■ **Work instructions**:
Your task is to quote the material that follows, in full and exactly.

:: Records for this task ::

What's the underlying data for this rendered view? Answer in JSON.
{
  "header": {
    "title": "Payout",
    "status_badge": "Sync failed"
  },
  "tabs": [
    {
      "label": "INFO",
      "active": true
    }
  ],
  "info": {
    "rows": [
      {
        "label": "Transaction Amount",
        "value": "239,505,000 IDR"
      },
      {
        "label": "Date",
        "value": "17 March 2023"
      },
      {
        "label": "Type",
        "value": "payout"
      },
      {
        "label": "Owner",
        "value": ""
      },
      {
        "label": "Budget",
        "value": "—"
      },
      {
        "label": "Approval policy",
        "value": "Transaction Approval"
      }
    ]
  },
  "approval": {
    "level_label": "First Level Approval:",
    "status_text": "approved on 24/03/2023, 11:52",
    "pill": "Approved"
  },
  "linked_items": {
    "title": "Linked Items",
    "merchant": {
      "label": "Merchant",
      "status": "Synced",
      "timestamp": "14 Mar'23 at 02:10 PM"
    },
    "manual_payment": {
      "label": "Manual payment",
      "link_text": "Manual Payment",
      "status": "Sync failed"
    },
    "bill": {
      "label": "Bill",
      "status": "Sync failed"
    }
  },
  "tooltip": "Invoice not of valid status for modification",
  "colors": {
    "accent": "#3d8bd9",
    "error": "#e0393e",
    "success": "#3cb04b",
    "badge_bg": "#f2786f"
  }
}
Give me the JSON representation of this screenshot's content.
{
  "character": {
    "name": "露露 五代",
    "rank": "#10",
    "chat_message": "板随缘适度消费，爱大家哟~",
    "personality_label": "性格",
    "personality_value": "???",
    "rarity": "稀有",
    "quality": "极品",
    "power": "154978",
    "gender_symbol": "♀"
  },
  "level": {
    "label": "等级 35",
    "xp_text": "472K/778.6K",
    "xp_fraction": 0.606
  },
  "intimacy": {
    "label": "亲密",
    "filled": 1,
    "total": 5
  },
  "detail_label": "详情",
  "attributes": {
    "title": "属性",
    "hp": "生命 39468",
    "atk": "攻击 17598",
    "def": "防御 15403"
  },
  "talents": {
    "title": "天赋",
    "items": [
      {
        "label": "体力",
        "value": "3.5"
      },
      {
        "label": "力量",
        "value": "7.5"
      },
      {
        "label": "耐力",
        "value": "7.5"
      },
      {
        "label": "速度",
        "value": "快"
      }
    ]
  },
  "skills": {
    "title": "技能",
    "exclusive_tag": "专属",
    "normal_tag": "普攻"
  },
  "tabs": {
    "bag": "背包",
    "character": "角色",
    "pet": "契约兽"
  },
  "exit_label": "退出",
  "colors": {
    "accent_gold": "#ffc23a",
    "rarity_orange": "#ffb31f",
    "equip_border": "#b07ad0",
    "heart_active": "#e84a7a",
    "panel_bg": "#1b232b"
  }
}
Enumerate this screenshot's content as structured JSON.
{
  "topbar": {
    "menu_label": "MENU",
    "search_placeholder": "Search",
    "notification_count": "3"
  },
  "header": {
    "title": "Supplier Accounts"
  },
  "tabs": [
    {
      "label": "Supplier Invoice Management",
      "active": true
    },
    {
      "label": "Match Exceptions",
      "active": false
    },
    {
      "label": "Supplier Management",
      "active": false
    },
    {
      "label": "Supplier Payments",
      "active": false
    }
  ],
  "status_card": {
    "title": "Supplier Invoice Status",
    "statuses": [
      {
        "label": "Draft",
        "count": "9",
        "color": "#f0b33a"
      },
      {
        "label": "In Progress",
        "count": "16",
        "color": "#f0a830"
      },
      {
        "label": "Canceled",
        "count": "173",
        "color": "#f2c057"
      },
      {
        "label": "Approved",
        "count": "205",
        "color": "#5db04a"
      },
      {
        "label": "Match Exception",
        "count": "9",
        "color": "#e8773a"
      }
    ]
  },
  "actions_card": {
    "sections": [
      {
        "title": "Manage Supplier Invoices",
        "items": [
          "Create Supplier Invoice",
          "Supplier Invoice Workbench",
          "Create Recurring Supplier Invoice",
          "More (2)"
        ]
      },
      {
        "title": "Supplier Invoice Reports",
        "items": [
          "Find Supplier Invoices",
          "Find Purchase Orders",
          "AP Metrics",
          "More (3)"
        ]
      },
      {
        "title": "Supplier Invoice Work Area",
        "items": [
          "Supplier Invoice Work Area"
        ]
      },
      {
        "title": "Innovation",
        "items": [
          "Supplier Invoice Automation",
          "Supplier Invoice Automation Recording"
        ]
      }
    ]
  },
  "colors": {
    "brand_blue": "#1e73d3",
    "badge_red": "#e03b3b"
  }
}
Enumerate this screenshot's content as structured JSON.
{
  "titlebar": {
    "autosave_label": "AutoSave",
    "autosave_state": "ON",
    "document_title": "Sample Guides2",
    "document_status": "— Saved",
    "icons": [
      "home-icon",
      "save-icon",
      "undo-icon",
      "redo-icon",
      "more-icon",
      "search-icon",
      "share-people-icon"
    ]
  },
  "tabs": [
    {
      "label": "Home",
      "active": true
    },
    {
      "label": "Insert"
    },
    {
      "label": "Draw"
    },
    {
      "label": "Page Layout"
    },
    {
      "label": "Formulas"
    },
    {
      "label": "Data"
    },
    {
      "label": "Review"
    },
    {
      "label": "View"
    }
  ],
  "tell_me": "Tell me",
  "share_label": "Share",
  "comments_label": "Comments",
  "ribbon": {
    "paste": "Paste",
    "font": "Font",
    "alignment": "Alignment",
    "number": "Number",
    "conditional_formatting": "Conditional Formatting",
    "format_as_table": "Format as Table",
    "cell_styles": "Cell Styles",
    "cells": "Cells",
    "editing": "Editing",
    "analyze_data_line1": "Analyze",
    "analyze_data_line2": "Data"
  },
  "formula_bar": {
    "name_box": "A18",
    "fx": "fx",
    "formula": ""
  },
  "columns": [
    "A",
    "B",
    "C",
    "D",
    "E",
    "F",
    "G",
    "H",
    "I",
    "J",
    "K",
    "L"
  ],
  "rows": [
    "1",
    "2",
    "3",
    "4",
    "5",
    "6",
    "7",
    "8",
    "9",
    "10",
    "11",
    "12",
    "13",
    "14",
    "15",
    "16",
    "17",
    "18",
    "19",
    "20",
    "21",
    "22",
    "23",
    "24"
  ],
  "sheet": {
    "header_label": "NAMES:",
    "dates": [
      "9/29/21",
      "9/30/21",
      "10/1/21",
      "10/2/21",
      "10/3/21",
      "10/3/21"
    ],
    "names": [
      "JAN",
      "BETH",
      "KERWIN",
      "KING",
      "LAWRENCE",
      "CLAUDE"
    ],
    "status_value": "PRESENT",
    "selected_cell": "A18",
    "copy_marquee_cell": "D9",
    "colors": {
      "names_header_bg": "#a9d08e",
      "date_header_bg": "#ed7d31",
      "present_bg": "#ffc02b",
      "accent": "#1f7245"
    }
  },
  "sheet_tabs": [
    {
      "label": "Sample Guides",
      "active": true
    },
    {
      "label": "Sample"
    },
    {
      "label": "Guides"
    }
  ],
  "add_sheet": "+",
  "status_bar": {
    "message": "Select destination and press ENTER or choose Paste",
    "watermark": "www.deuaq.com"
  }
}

:::

■ **Worked solution**:
What's the underlying data for this rendered view? Answer in JSON.
{
  "header": {
    "title": "Payout",
    "status_badge": "Sync failed"
  },
  "tabs": [
    {
      "label": "INFO",
      "active": true
    }
  ],
  "info": {
    "rows": [
      {
        "label": "Transaction Amount",
        "value": "239,505,000 IDR"
      },
      {
        "label": "Date",
        "value": "17 March 2023"
      },
      {
        "label": "Type",
        "value": "payout"
      },
      {
        "label": "Owner",
        "value": ""
      },
      {
        "label": "Budget",
        "value": "—"
      },
      {
        "label": "Approval policy",
        "value": "Transaction Approval"
      }
    ]
  },
  "approval": {
    "level_label": "First Level Approval:",
    "status_text": "approved on 24/03/2023, 11:52",
    "pill": "Approved"
  },
  "linked_items": {
    "title": "Linked Items",
    "merchant": {
      "label": "Merchant",
      "status": "Synced",
      "timestamp": "14 Mar'23 at 02:10 PM"
    },
    "manual_payment": {
      "label": "Manual payment",
      "link_text": "Manual Payment",
      "status": "Sync failed"
    },
    "bill": {
      "label": "Bill",
      "status": "Sync failed"
    }
  },
  "tooltip": "Invoice not of valid status for modification",
  "colors": {
    "accent": "#3d8bd9",
    "error": "#e0393e",
    "success": "#3cb04b",
    "badge_bg": "#f2786f"
  }
}
Give me the JSON representation of this screenshot's content.
{
  "character": {
    "name": "露露 五代",
    "rank": "#10",
    "chat_message": "板随缘适度消费，爱大家哟~",
    "personality_label": "性格",
    "personality_value": "???",
    "rarity": "稀有",
    "quality": "极品",
    "power": "154978",
    "gender_symbol": "♀"
  },
  "level": {
    "label": "等级 35",
    "xp_text": "472K/778.6K",
    "xp_fraction": 0.606
  },
  "intimacy": {
    "label": "亲密",
    "filled": 1,
    "total": 5
  },
  "detail_label": "详情",
  "attributes": {
    "title": "属性",
    "hp": "生命 39468",
    "atk": "攻击 17598",
    "def": "防御 15403"
  },
  "talents": {
    "title": "天赋",
    "items": [
      {
        "label": "体力",
        "value": "3.5"
      },
      {
        "label": "力量",
        "value": "7.5"
      },
      {
        "label": "耐力",
        "value": "7.5"
      },
      {
        "label": "速度",
        "value": "快"
      }
    ]
  },
  "skills": {
    "title": "技能",
    "exclusive_tag": "专属",
    "normal_tag": "普攻"
  },
  "tabs": {
    "bag": "背包",
    "character": "角色",
    "pet": "契约兽"
  },
  "exit_label": "退出",
  "colors": {
    "accent_gold": "#ffc23a",
    "rarity_orange": "#ffb31f",
    "equip_border": "#b07ad0",
    "heart_active": "#e84a7a",
    "panel_bg": "#1b232b"
  }
}
Enumerate this screenshot's content as structured JSON.
{
  "topbar": {
    "menu_label": "MENU",
    "search_placeholder": "Search",
    "notification_count": "3"
  },
  "header": {
    "title": "Supplier Accounts"
  },
  "tabs": [
    {
      "label": "Supplier Invoice Management",
      "active": true
    },
    {
      "label": "Match Exceptions",
      "active": false
    },
    {
      "label": "Supplier Management",
      "active": false
    },
    {
      "label": "Supplier Payments",
      "active": false
    }
  ],
  "status_card": {
    "title": "Supplier Invoice Status",
    "statuses": [
      {
        "label": "Draft",
        "count": "9",
        "color": "#f0b33a"
      },
      {
        "label": "In Progress",
        "count": "16",
        "color": "#f0a830"
      },
      {
        "label": "Canceled",
        "count": "173",
        "color": "#f2c057"
      },
      {
        "label": "Approved",
        "count": "205",
        "color": "#5db04a"
      },
      {
        "label": "Match Exception",
        "count": "9",
        "color": "#e8773a"
      }
    ]
  },
  "actions_card": {
    "sections": [
      {
        "title": "Manage Supplier Invoices",
        "items": [
          "Create Supplier Invoice",
          "Supplier Invoice Workbench",
          "Create Recurring Supplier Invoice",
          "More (2)"
        ]
      },
      {
        "title": "Supplier Invoice Reports",
        "items": [
          "Find Supplier Invoices",
          "Find Purchase Orders",
          "AP Metrics",
          "More (3)"
        ]
      },
      {
        "title": "Supplier Invoice Work Area",
        "items": [
          "Supplier Invoice Work Area"
        ]
      },
      {
        "title": "Innovation",
        "items": [
          "Supplier Invoice Automation",
          "Supplier Invoice Automation Recording"
        ]
      }
    ]
  },
  "colors": {
    "brand_blue": "#1e73d3",
    "badge_red": "#e03b3b"
  }
}
Enumerate this screenshot's content as structured JSON.
{
  "titlebar": {
    "autosave_label": "AutoSave",
    "autosave_state": "ON",
    "document_title": "Sample Guides2",
    "document_status": "— Saved",
    "icons": [
      "home-icon",
      "save-icon",
      "undo-icon",
      "redo-icon",
      "more-icon",
      "search-icon",
      "share-people-icon"
    ]
  },
  "tabs": [
    {
      "label": "Home",
      "active": true
    },
    {
      "label": "Insert"
    },
    {
      "label": "Draw"
    },
    {
      "label": "Page Layout"
    },
    {
      "label": "Formulas"
    },
    {
      "label": "Data"
    },
    {
      "label": "Review"
    },
    {
      "label": "View"
    }
  ],
  "tell_me": "Tell me",
  "share_label": "Share",
  "comments_label": "Comments",
  "ribbon": {
    "paste": "Paste",
    "font": "Font",
    "alignment": "Alignment",
    "number": "Number",
    "conditional_formatting": "Conditional Formatting",
    "format_as_table": "Format as Table",
    "cell_styles": "Cell Styles",
    "cells": "Cells",
    "editing": "Editing",
    "analyze_data_line1": "Analyze",
    "analyze_data_line2": "Data"
  },
  "formula_bar": {
    "name_box": "A18",
    "fx": "fx",
    "formula": ""
  },
  "columns": [
    "A",
    "B",
    "C",
    "D",
    "E",
    "F",
    "G",
    "H",
    "I",
    "J",
    "K",
    "L"
  ],
  "rows": [
    "1",
    "2",
    "3",
    "4",
    "5",
    "6",
    "7",
    "8",
    "9",
    "10",
    "11",
    "12",
    "13",
    "14",
    "15",
    "16",
    "17",
    "18",
    "19",
    "20",
    "21",
    "22",
    "23",
    "24"
  ],
  "sheet": {
    "header_label": "NAMES:",
    "dates": [
      "9/29/21",
      "9/30/21",
      "10/1/21",
      "10/2/21",
      "10/3/21",
      "10/3/21"
    ],
    "names": [
      "JAN",
      "BETH",
      "KERWIN",
      "KING",
      "LAWRENCE",
      "CLAUDE"
    ],
    "status_value": "PRESENT",
    "selected_cell": "A18",
    "copy_marquee_cell": "D9",
    "colors": {
      "names_header_bg": "#a9d08e",
      "date_header_bg": "#ed7d31",
      "present_bg": "#ffc02b",
      "accent": "#1f7245"
    }
  },
  "sheet_tabs": [
    {
      "label": "Sample Guides",
      "active": true
    },
    {
      "label": "Sample"
    },
    {
      "label": "Guides"
    }
  ],
  "add_sheet": "+",
  "status_bar": {
    "message": "Select destination and press ENTER or choose Paste",
    "watermark": "www.deuaq.com"
  }
}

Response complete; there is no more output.